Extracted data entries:
----
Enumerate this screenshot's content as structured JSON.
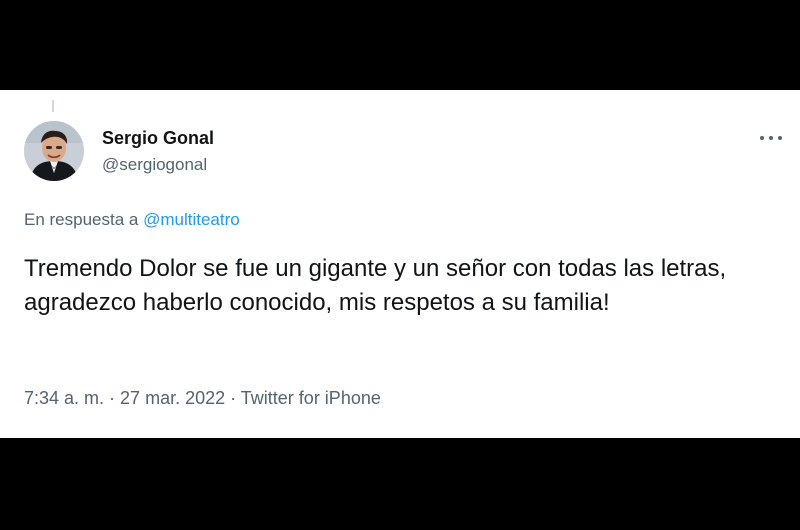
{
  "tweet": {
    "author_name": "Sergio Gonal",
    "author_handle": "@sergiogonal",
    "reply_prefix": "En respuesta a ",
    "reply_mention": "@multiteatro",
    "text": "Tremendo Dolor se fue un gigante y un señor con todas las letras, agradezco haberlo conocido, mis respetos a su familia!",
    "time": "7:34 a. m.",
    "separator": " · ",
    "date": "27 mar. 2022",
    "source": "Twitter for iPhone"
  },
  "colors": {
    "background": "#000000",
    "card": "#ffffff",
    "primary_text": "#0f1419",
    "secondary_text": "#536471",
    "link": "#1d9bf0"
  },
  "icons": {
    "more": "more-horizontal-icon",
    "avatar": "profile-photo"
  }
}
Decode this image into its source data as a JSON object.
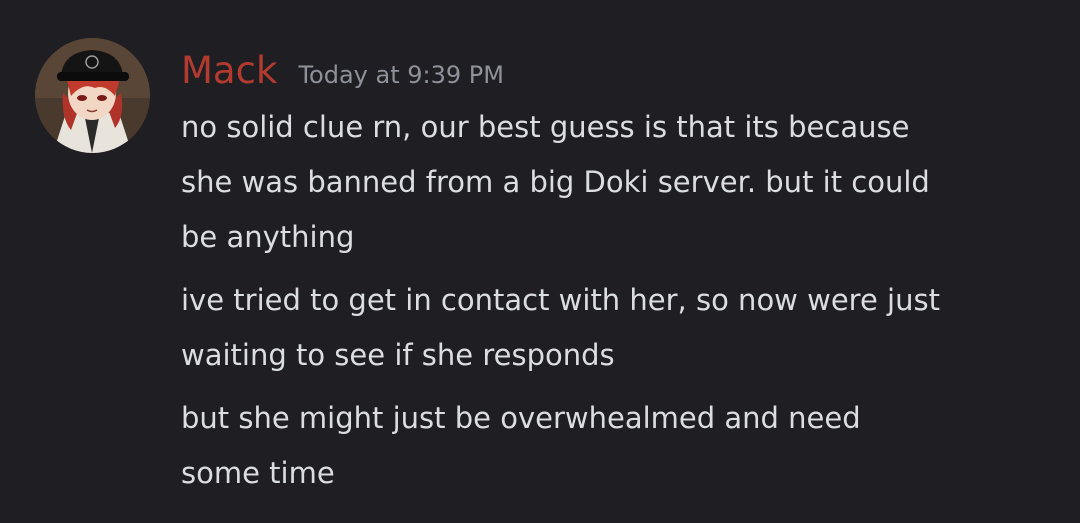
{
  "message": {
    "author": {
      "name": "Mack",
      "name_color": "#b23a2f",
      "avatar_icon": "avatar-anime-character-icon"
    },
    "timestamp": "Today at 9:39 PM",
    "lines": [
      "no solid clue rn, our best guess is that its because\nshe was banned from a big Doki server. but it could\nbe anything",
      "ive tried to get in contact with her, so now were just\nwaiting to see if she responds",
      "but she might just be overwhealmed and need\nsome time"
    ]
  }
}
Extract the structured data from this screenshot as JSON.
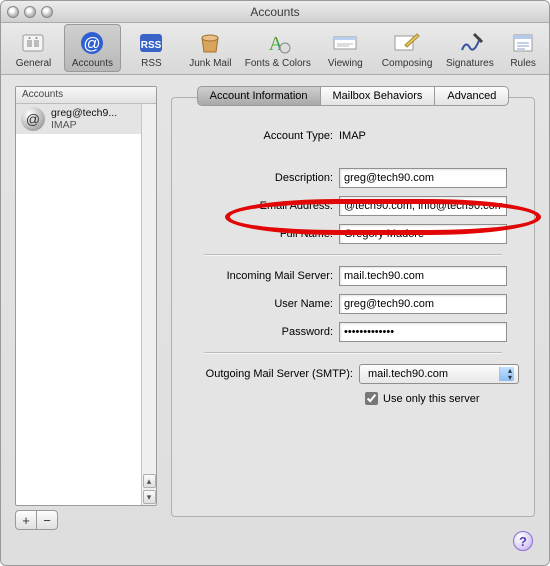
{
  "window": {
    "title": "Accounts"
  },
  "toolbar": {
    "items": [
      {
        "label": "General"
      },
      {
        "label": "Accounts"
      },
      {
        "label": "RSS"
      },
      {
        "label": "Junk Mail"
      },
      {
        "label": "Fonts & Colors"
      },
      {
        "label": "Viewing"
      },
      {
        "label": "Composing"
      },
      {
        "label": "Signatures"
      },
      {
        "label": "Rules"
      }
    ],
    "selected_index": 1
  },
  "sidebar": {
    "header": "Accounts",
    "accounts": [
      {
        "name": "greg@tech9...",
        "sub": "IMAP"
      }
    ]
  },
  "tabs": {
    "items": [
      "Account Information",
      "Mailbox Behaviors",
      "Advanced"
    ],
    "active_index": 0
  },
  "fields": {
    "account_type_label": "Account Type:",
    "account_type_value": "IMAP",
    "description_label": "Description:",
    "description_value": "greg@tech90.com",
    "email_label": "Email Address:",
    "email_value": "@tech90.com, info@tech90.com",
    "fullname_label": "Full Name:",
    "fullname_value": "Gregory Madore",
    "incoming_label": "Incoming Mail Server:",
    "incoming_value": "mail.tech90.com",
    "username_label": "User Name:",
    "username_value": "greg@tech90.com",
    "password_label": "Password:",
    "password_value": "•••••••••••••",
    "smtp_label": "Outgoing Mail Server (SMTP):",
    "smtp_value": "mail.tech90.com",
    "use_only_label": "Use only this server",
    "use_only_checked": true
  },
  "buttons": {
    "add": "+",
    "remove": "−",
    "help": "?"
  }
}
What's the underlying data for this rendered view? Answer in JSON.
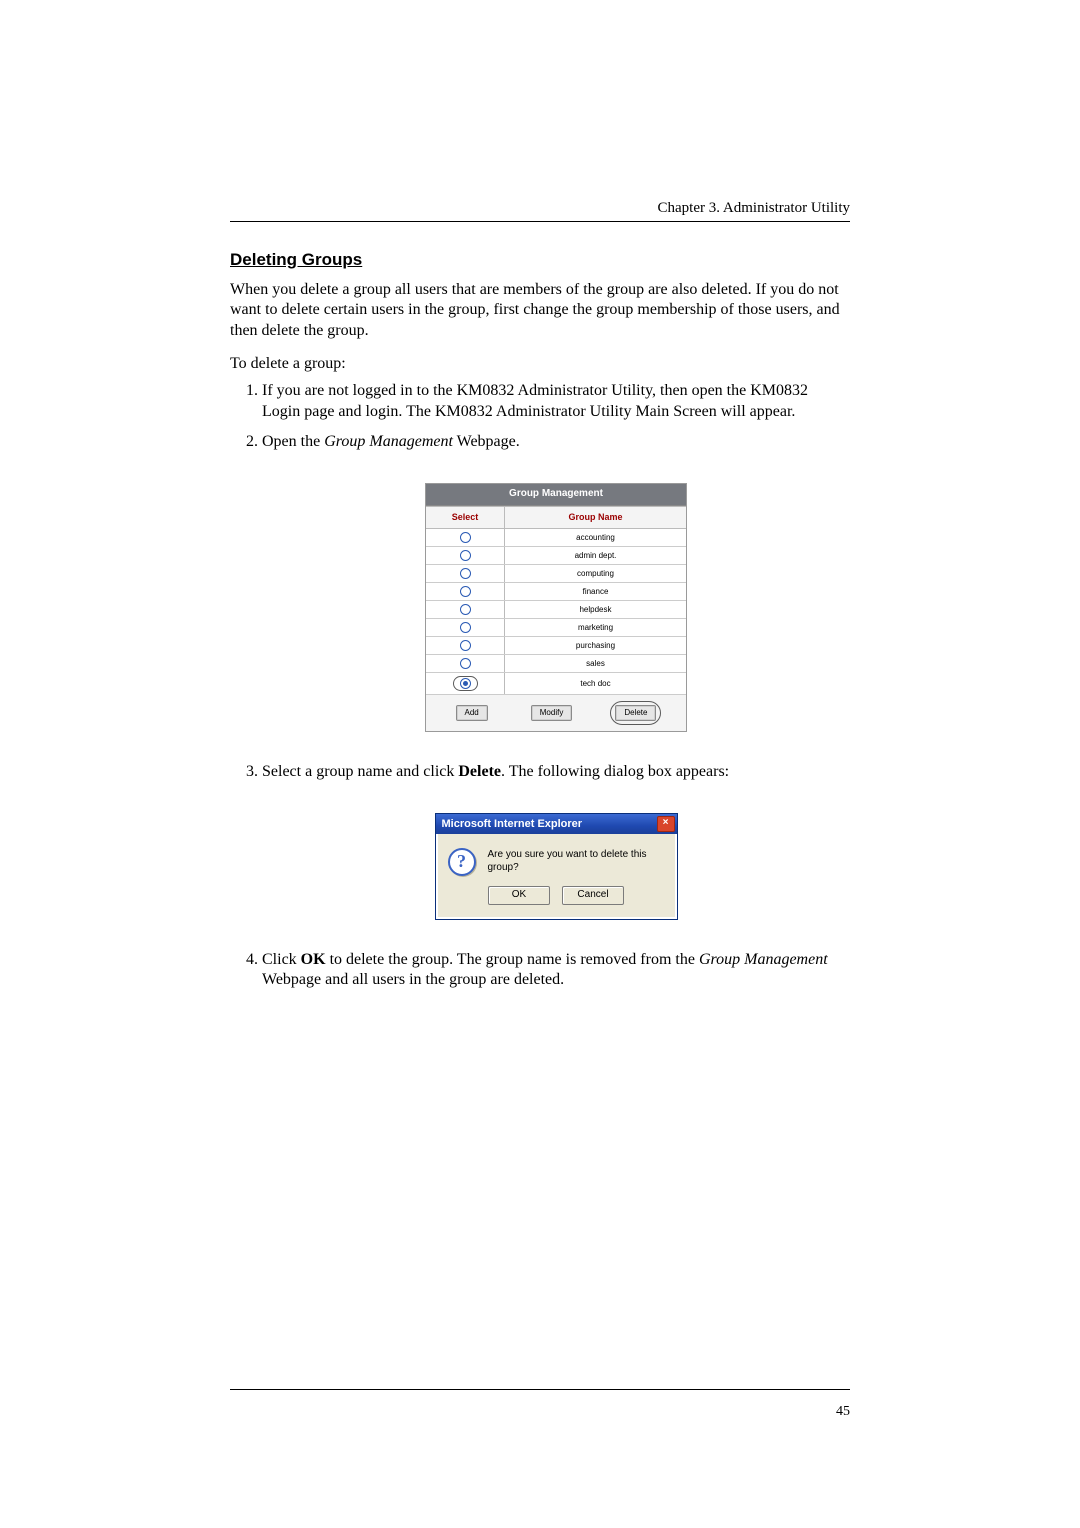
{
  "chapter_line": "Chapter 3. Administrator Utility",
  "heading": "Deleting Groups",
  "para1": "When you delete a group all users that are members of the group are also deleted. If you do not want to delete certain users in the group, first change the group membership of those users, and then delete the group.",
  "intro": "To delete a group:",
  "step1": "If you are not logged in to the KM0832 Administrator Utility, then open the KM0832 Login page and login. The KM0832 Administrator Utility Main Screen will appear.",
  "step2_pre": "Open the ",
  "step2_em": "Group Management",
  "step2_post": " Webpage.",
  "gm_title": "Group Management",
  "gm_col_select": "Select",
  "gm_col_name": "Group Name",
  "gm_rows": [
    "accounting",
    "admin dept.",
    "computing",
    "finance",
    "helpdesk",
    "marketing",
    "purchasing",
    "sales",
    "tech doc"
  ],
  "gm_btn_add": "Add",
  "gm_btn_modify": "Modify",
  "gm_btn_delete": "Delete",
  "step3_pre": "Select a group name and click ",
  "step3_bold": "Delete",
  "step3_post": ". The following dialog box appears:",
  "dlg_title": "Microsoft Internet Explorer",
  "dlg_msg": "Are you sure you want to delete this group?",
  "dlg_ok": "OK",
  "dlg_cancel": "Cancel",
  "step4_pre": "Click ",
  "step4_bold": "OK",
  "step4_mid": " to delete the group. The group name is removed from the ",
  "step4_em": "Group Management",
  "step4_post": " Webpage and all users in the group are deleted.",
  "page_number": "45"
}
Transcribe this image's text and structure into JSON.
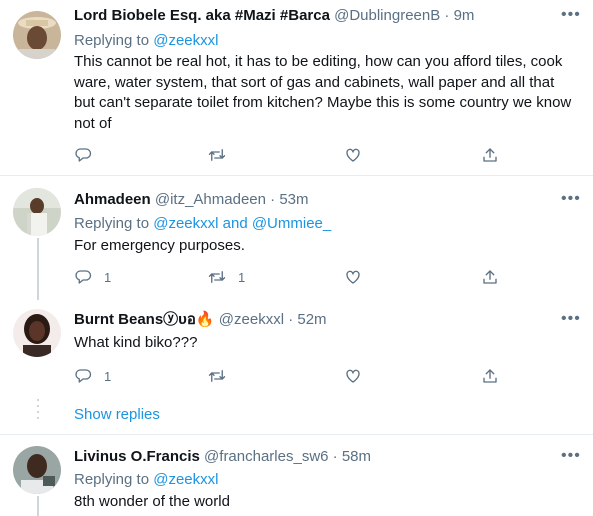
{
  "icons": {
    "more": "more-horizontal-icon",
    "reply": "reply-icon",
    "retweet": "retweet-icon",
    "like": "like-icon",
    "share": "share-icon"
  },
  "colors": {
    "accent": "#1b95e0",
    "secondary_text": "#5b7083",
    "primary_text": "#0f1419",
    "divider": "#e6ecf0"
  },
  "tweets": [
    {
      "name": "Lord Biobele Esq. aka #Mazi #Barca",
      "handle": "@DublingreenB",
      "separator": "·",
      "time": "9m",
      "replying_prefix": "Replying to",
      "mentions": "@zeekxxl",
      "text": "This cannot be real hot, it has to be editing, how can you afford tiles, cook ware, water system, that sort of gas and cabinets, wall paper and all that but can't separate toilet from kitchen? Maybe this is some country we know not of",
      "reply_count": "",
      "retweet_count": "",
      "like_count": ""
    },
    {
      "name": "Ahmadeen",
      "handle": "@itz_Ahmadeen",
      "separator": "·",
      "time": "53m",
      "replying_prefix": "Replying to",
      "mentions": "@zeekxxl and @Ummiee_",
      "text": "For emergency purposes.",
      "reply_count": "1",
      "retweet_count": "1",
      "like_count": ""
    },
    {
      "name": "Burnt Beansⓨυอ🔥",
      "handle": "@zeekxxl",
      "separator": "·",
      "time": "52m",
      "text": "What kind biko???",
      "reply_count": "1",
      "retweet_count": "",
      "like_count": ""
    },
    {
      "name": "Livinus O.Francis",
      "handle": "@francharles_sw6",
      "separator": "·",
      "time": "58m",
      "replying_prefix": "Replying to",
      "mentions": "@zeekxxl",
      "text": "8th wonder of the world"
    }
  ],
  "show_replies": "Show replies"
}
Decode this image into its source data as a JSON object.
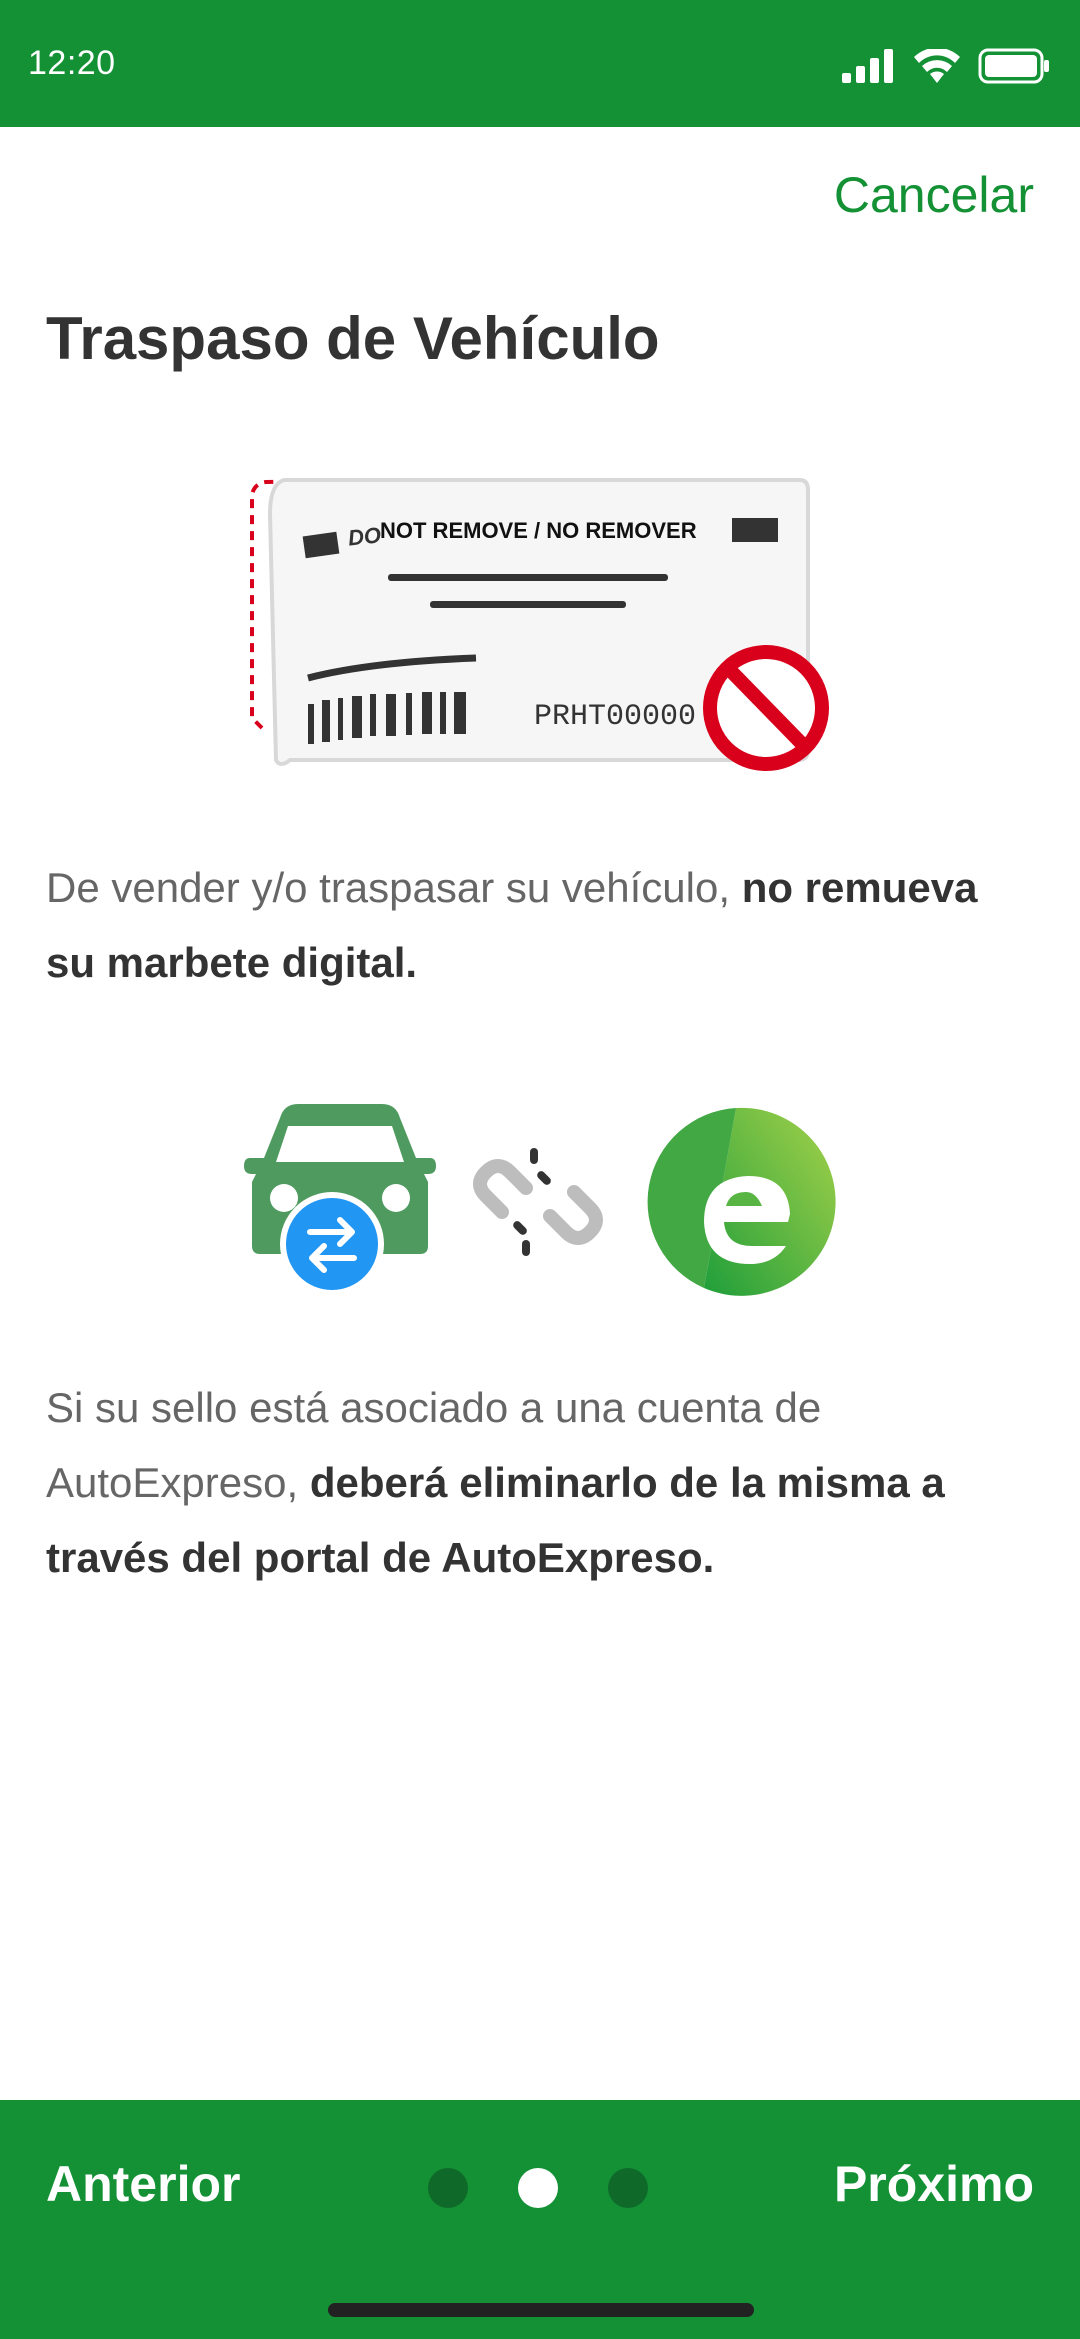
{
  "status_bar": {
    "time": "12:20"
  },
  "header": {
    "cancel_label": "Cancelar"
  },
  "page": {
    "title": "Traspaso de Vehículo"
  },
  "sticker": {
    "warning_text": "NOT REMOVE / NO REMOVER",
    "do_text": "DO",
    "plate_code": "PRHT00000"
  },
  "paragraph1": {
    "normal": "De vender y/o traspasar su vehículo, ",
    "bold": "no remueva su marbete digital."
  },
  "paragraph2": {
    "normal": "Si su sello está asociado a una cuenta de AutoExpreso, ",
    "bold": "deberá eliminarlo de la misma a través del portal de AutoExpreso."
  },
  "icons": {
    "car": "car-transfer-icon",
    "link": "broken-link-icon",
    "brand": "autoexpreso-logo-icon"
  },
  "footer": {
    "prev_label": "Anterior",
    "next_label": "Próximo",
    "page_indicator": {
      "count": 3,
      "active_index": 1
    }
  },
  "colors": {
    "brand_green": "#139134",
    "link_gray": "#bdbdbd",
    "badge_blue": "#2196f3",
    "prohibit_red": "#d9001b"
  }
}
----
-- YOUR TASK --
Pick out every line above that contains the word "Webpage" and copy it.

-- ANSWER FOR THIS EXERCISE --
  "step2_post": " Webpage.",
  "step4_post": " Webpage and all users in the group are deleted.",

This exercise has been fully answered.